╔══

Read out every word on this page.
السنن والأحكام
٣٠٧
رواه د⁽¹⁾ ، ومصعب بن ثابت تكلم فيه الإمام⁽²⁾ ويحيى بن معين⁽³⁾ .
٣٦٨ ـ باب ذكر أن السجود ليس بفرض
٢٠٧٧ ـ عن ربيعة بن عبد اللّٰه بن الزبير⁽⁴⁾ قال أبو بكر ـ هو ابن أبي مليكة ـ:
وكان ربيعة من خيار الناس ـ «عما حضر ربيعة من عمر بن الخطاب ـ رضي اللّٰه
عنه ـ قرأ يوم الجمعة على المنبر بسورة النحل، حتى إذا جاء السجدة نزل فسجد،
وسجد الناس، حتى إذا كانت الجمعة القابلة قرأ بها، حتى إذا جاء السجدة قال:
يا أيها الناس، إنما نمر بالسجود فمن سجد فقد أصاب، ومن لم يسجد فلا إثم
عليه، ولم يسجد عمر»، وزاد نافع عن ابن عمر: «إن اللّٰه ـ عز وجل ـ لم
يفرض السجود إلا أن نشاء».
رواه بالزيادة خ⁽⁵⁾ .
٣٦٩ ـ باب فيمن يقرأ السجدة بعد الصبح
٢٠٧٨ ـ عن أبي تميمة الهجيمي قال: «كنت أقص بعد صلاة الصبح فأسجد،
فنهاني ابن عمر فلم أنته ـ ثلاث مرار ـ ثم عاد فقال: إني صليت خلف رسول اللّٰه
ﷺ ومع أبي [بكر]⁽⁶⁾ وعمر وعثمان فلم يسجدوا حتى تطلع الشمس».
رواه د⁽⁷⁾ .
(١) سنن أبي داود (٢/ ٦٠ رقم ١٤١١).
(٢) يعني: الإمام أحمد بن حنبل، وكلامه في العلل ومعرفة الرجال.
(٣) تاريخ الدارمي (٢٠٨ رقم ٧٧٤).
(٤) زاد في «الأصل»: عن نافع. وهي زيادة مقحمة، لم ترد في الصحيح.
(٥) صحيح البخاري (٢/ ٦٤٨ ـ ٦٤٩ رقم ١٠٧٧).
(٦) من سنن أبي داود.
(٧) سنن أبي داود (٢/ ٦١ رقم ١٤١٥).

╚══

# SHORT PROBLEM:
Collect every line above that contains the word "رواه".

# SOLUTION:
رواه د⁽¹⁾ ، ومصعب بن ثابت تكلم فيه الإمام⁽²⁾ ويحيى بن معين⁽³⁾ .
رواه بالزيادة خ⁽⁵⁾ .
رواه د⁽⁷⁾ .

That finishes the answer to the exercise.